ENTRIES:
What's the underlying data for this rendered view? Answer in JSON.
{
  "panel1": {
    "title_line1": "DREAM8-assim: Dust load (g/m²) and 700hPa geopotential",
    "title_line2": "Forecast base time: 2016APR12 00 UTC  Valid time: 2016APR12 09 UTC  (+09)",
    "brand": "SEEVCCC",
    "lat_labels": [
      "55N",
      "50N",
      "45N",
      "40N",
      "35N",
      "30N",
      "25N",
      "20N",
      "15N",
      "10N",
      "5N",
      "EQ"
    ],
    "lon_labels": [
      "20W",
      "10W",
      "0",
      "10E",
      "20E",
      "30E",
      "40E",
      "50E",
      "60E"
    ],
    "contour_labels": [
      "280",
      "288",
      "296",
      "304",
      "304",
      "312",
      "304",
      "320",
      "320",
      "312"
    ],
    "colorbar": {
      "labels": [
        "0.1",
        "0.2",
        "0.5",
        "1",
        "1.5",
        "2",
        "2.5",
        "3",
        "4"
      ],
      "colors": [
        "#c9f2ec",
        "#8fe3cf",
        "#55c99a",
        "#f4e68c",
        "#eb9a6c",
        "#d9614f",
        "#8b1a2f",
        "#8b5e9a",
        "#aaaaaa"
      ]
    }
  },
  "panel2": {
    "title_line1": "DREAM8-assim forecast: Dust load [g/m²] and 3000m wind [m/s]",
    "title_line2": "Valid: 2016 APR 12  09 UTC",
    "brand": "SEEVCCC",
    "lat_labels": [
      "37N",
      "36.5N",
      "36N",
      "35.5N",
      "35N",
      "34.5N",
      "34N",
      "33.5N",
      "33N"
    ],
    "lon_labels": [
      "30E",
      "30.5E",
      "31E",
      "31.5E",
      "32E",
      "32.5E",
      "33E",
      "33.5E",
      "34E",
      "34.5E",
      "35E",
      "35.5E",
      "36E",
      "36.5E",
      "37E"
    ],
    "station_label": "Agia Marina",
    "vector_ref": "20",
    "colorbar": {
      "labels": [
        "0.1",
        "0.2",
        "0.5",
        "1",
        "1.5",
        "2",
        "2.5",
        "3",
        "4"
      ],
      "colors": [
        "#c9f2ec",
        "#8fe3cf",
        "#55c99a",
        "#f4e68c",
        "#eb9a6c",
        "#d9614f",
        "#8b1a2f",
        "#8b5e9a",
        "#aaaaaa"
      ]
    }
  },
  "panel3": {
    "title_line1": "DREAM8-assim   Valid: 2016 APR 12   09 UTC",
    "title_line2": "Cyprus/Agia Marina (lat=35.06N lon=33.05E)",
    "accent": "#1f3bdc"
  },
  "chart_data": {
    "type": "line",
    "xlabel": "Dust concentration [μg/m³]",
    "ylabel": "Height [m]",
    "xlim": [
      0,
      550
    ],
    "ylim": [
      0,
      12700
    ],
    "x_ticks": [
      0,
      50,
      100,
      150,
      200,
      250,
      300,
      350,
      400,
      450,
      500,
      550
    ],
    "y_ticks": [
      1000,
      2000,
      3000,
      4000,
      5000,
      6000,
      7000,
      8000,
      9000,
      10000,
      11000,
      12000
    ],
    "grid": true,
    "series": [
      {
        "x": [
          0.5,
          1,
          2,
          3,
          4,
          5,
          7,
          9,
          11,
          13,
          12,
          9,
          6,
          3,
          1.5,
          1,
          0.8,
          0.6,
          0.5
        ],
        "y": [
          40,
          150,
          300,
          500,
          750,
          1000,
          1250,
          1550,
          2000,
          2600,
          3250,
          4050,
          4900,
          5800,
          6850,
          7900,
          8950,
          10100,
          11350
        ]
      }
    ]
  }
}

WHAT TO PRODUCE: Pick out the lines containing the string "Valid" and show them.

RESPONSE TO THE TASK:
    "title_line2": "Forecast base time: 2016APR12 00 UTC  Valid time: 2016APR12 09 UTC  (+09)",
    "title_line2": "Valid: 2016 APR 12  09 UTC",
    "title_line1": "DREAM8-assim   Valid: 2016 APR 12   09 UTC",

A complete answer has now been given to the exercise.